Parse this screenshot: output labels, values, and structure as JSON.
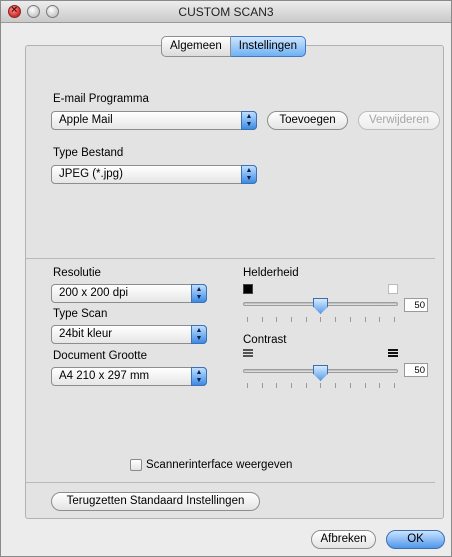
{
  "window": {
    "title": "CUSTOM SCAN3"
  },
  "tabs": [
    {
      "label": "Algemeen",
      "selected": false
    },
    {
      "label": "Instellingen",
      "selected": true
    }
  ],
  "email": {
    "label": "E-mail Programma",
    "value": "Apple Mail",
    "add_button": "Toevoegen",
    "remove_button": "Verwijderen"
  },
  "filetype": {
    "label": "Type Bestand",
    "value": "JPEG (*.jpg)"
  },
  "resolution": {
    "label": "Resolutie",
    "value": "200 x 200 dpi"
  },
  "scantype": {
    "label": "Type Scan",
    "value": "24bit kleur"
  },
  "docsize": {
    "label": "Document Grootte",
    "value": "A4  210 x 297 mm"
  },
  "brightness": {
    "label": "Helderheid",
    "value": "50",
    "level": 0.5
  },
  "contrast": {
    "label": "Contrast",
    "value": "50",
    "level": 0.5
  },
  "scanner_ui": {
    "label": "Scannerinterface weergeven",
    "checked": false
  },
  "reset_button": "Terugzetten Standaard Instellingen",
  "cancel_button": "Afbreken",
  "ok_button": "OK"
}
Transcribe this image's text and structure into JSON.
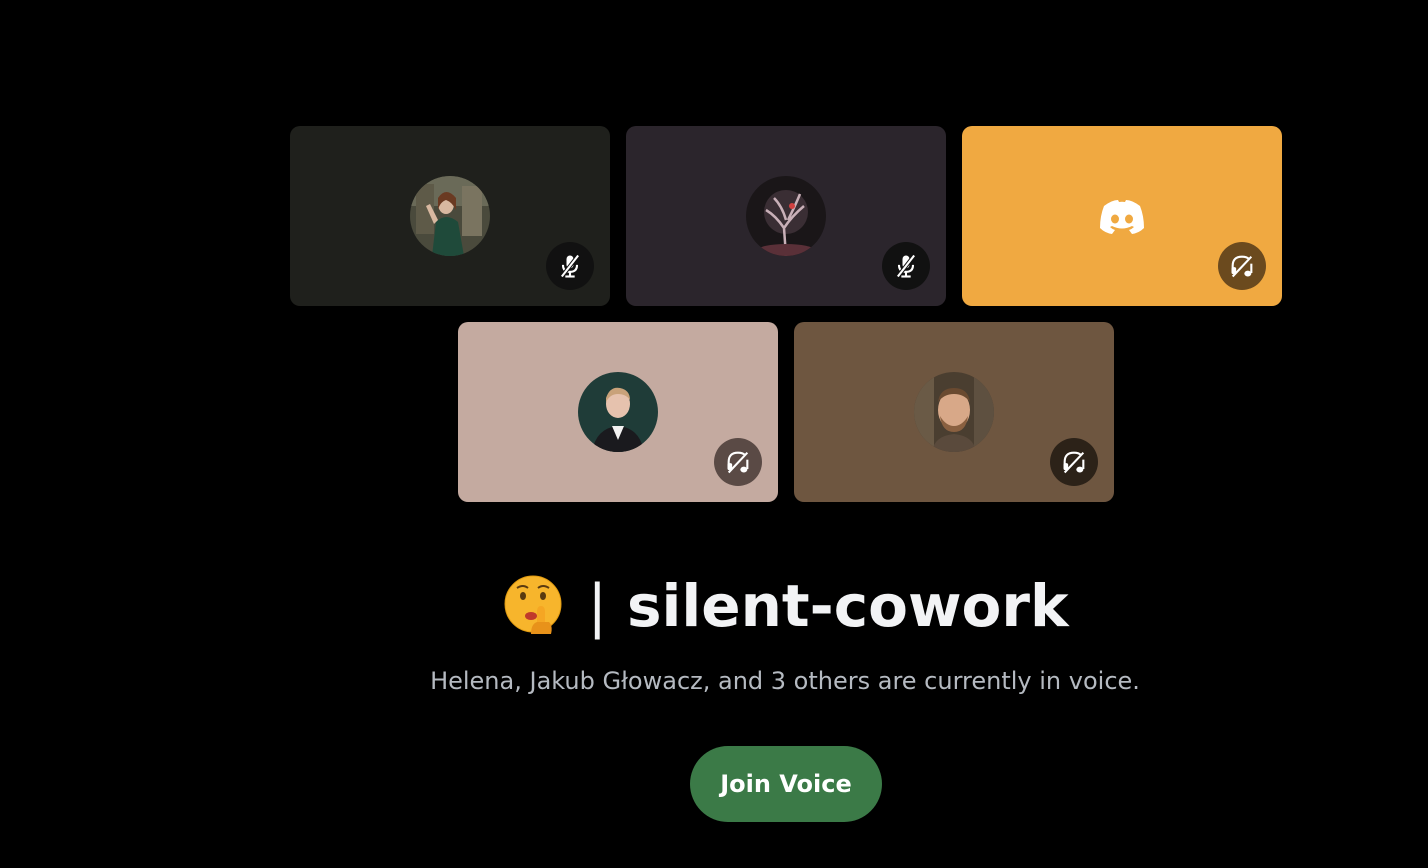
{
  "voice_tiles": [
    {
      "id": "tile-1",
      "background": "#1f201c",
      "avatar": "woman-portrait",
      "status": "mic-muted-icon",
      "status_bg": "#111111"
    },
    {
      "id": "tile-2",
      "background": "#2b252c",
      "avatar": "dark-tree-art",
      "status": "mic-muted-icon",
      "status_bg": "#111111"
    },
    {
      "id": "tile-3",
      "background": "#f0a941",
      "avatar": "discord-logo",
      "status": "headphones-deafened-icon",
      "status_bg": "#6b4a1e"
    },
    {
      "id": "tile-4",
      "background": "#c4aaa0",
      "avatar": "man-in-suit",
      "status": "headphones-deafened-icon",
      "status_bg": "#5a4a45"
    },
    {
      "id": "tile-5",
      "background": "#6e5640",
      "avatar": "bearded-man",
      "status": "headphones-deafened-icon",
      "status_bg": "#2c2218"
    }
  ],
  "channel": {
    "emoji": "shushing-face-emoji",
    "separator": "|",
    "name": "silent-cowork"
  },
  "subtitle": "Helena, Jakub Głowacz, and 3 others are currently in voice.",
  "join_button_label": "Join Voice",
  "colors": {
    "background": "#000000",
    "join_button": "#3b7a47",
    "subtitle": "#b5bac1",
    "title": "#f2f3f5"
  }
}
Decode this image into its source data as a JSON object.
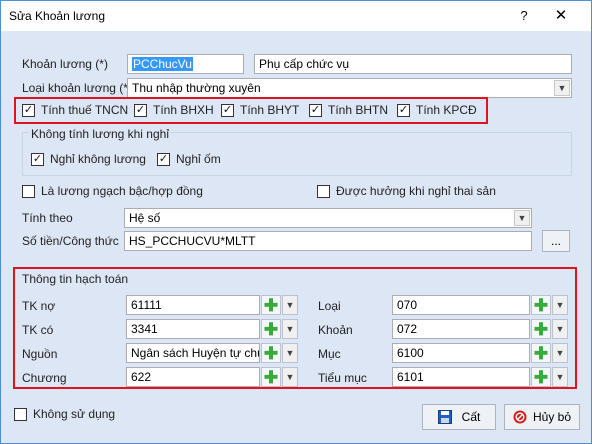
{
  "window": {
    "title": "Sửa Khoản lương",
    "help_glyph": "?",
    "close_glyph": "✕"
  },
  "form": {
    "khoan_luong": {
      "label": "Khoản lương (*)",
      "code": "PCChucVu",
      "name": "Phụ cấp chức vụ"
    },
    "loai_khoan_luong": {
      "label": "Loại khoản lương (*)",
      "value": "Thu nhập thường xuyên"
    },
    "deductions": [
      {
        "label": "Tính thuế TNCN",
        "checked": true
      },
      {
        "label": "Tính BHXH",
        "checked": true
      },
      {
        "label": "Tính BHYT",
        "checked": true
      },
      {
        "label": "Tính BHTN",
        "checked": true
      },
      {
        "label": "Tính KPCĐ",
        "checked": true
      }
    ],
    "khong_tinh_luong": {
      "title": "Không tính lương khi nghỉ",
      "items": [
        {
          "label": "Nghỉ không lương",
          "checked": true
        },
        {
          "label": "Nghỉ ốm",
          "checked": true
        }
      ]
    },
    "la_luong_ngach": {
      "label": "Là lương ngạch bậc/hợp đồng",
      "checked": false
    },
    "duoc_huong": {
      "label": "Được hưởng khi nghỉ thai sản",
      "checked": false
    },
    "tinh_theo": {
      "label": "Tính theo",
      "value": "Hệ số"
    },
    "so_tien": {
      "label": "Số tiền/Công thức",
      "value": "HS_PCCHUCVU*MLTT",
      "browse_label": "..."
    }
  },
  "hach_toan": {
    "title": "Thông tin hạch toán",
    "left": [
      {
        "label": "TK nợ",
        "value": "61111"
      },
      {
        "label": "TK có",
        "value": "3341"
      },
      {
        "label": "Nguồn",
        "value": "Ngân sách Huyện tự chủ"
      },
      {
        "label": "Chương",
        "value": "622"
      }
    ],
    "right": [
      {
        "label": "Loại",
        "value": "070"
      },
      {
        "label": "Khoản",
        "value": "072"
      },
      {
        "label": "Mục",
        "value": "6100"
      },
      {
        "label": "Tiểu mục",
        "value": "6101"
      }
    ]
  },
  "footer": {
    "khong_su_dung": {
      "label": "Không sử dụng",
      "checked": false
    },
    "save_label": "Cất",
    "cancel_label": "Hủy bỏ"
  },
  "colors": {
    "background": "#dce6f4",
    "highlight_border": "#e0141e",
    "plus_green": "#3aa83a",
    "save_blue": "#2060c0",
    "cancel_red": "#d42020"
  },
  "icons": {
    "plus": "plus-icon",
    "dropdown": "chevron-down-icon",
    "save": "floppy-disk-icon",
    "cancel": "cancel-circle-icon"
  }
}
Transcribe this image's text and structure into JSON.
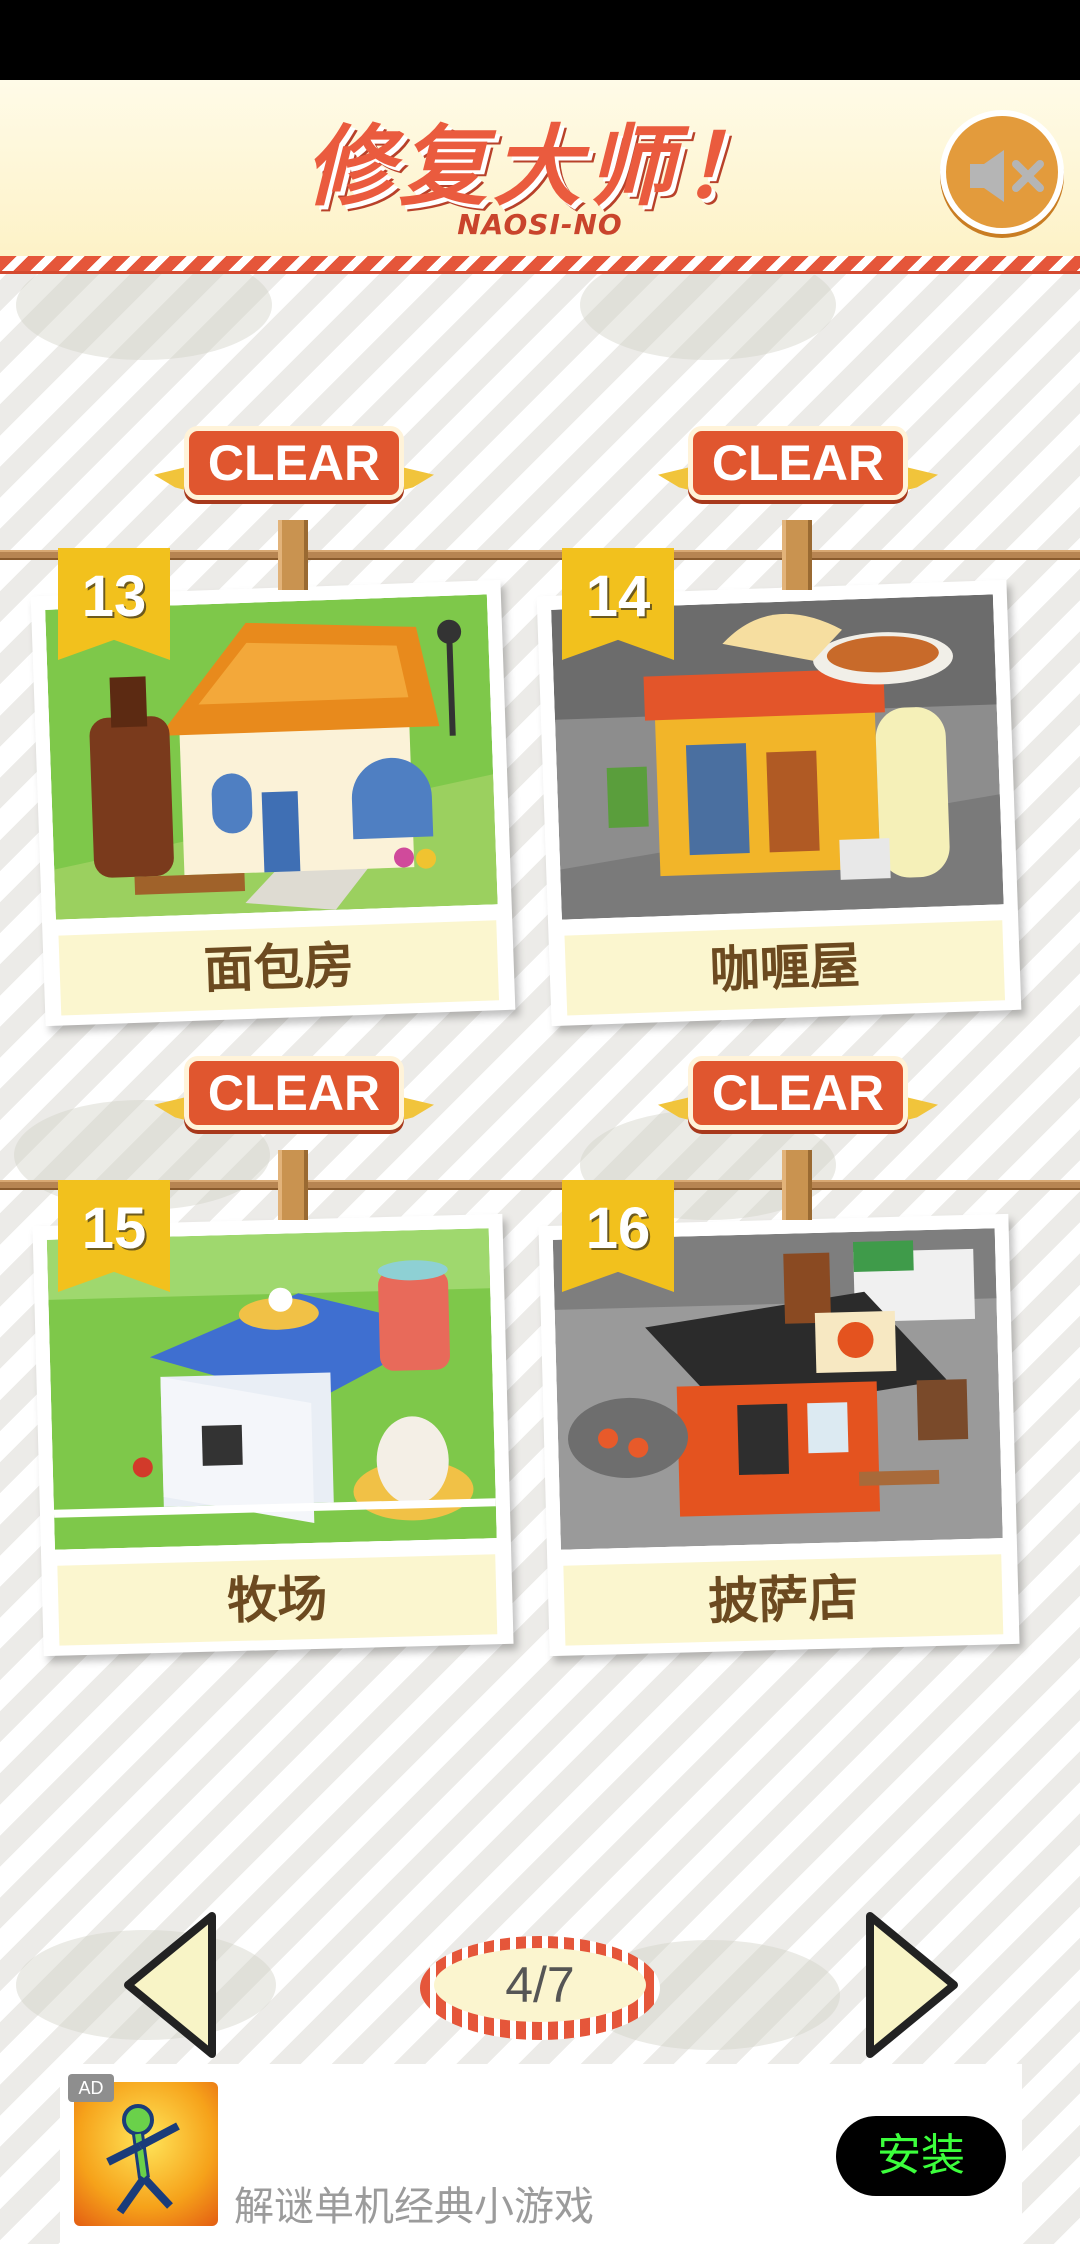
{
  "header": {
    "title": "修复大师！",
    "subtitle": "NAOSI-NO",
    "mute_icon": "speaker-muted-icon"
  },
  "levels": [
    {
      "number": "13",
      "name": "面包房",
      "badge": "CLEAR"
    },
    {
      "number": "14",
      "name": "咖喱屋",
      "badge": "CLEAR"
    },
    {
      "number": "15",
      "name": "牧场",
      "badge": "CLEAR"
    },
    {
      "number": "16",
      "name": "披萨店",
      "badge": "CLEAR"
    }
  ],
  "pagination": {
    "label": "4/7",
    "prev_icon": "triangle-left-icon",
    "next_icon": "triangle-right-icon"
  },
  "ad": {
    "tag": "AD",
    "text": "解谜单机经典小游戏",
    "install_label": "安装"
  },
  "colors": {
    "accent": "#e0562f",
    "badge": "#f2c11d",
    "strip": "#fbf6cf"
  }
}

THE PROBLEM:
Pull out every line of the entries that includes the word "JSON".

EXERCISE OUTPUT:
Parse this screenshot: output labels, values, and structure as JSON.
Transcribe this image's text and structure into JSON.
Decode this image into its source data as a JSON object.
Transcribe this image's text and structure into JSON.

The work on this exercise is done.